> [Description of the task]
Identify all lines of the data containing the string "Harmonik" and copy them.

--- Listing ---

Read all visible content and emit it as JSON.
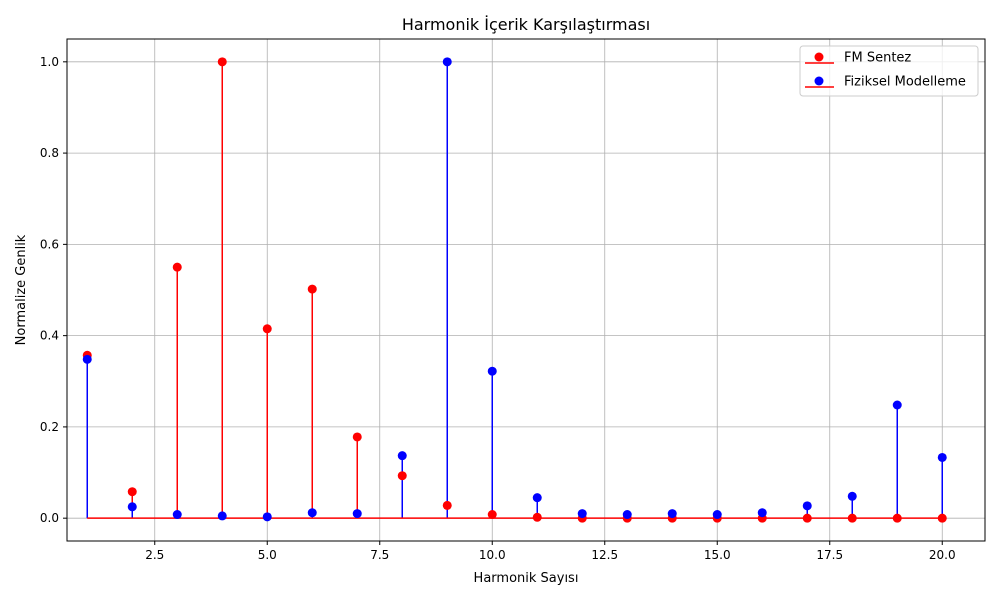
{
  "chart_data": {
    "type": "stem",
    "title": "Harmonik İçerik Karşılaştırması",
    "xlabel": "Harmonik Sayısı",
    "ylabel": "Normalize Genlik",
    "xlim": [
      0.55,
      20.95
    ],
    "ylim": [
      -0.05,
      1.05
    ],
    "x_ticks": [
      2.5,
      5.0,
      7.5,
      10.0,
      12.5,
      15.0,
      17.5,
      20.0
    ],
    "x_tick_labels": [
      "2.5",
      "5.0",
      "7.5",
      "10.0",
      "12.5",
      "15.0",
      "17.5",
      "20.0"
    ],
    "y_ticks": [
      0.0,
      0.2,
      0.4,
      0.6,
      0.8,
      1.0
    ],
    "y_tick_labels": [
      "0.0",
      "0.2",
      "0.4",
      "0.6",
      "0.8",
      "1.0"
    ],
    "grid": true,
    "legend_position": "top-right",
    "x": [
      1,
      2,
      3,
      4,
      5,
      6,
      7,
      8,
      9,
      10,
      11,
      12,
      13,
      14,
      15,
      16,
      17,
      18,
      19,
      20
    ],
    "series": [
      {
        "name": "FM Sentez",
        "color": "#ff0000",
        "values": [
          0.357,
          0.058,
          0.55,
          1.0,
          0.415,
          0.502,
          0.178,
          0.093,
          0.028,
          0.008,
          0.002,
          0.0,
          0.0,
          0.0,
          0.0,
          0.0,
          0.0,
          0.0,
          0.0,
          0.0
        ]
      },
      {
        "name": "Fiziksel Modelleme",
        "color": "#0000ff",
        "values": [
          0.348,
          0.025,
          0.008,
          0.005,
          0.003,
          0.012,
          0.01,
          0.137,
          1.0,
          0.322,
          0.045,
          0.01,
          0.008,
          0.01,
          0.008,
          0.012,
          0.027,
          0.048,
          0.248,
          0.133
        ]
      }
    ],
    "baseline": {
      "value": 0.0,
      "color": "#ff0000"
    }
  }
}
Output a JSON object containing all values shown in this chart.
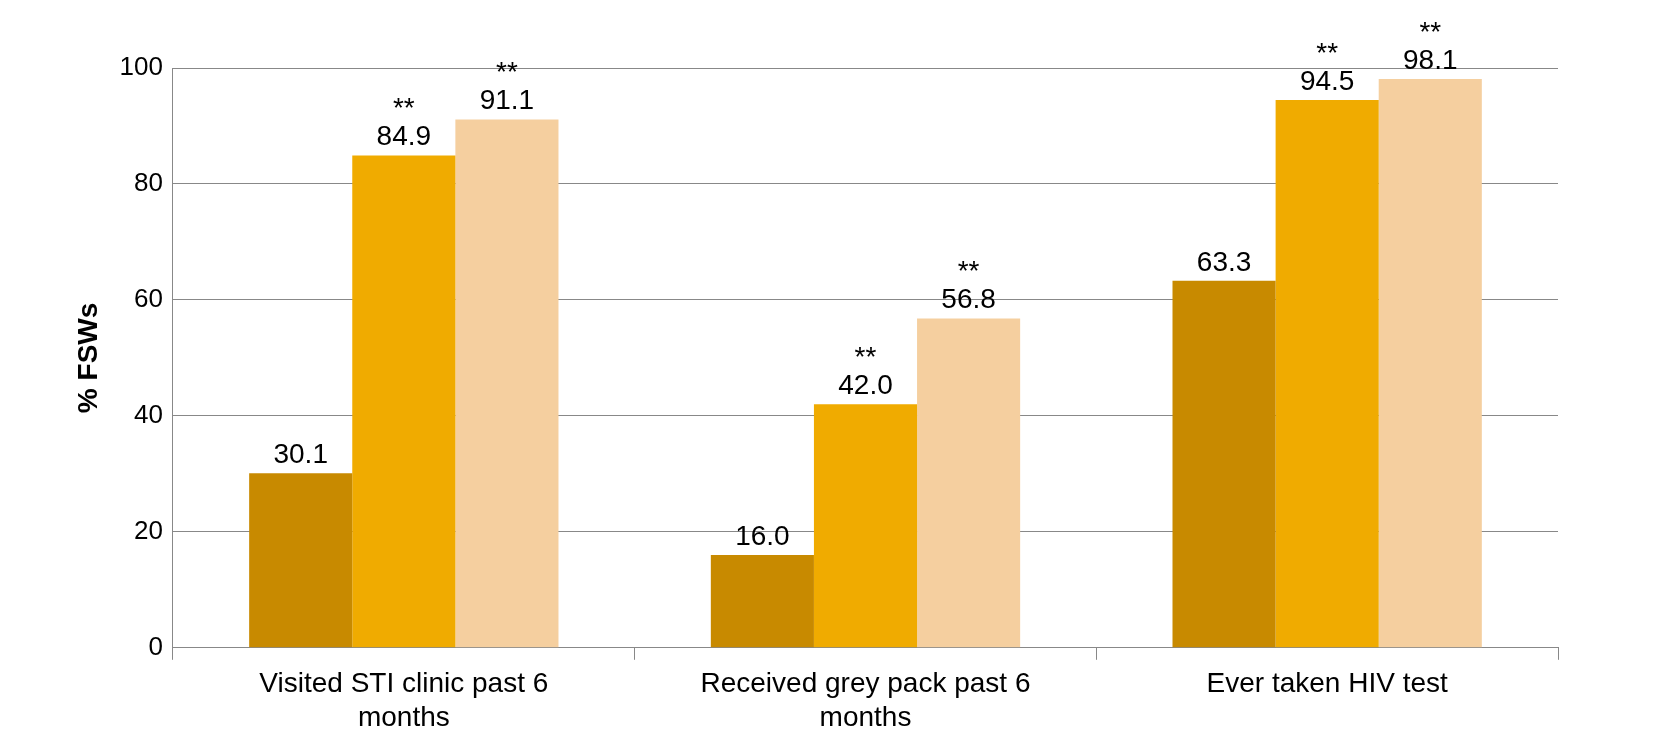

---

> [The output]
    "title": "Harmonik İçerik Karşılaştırması",
    "xlabel": "Harmonik Sayısı",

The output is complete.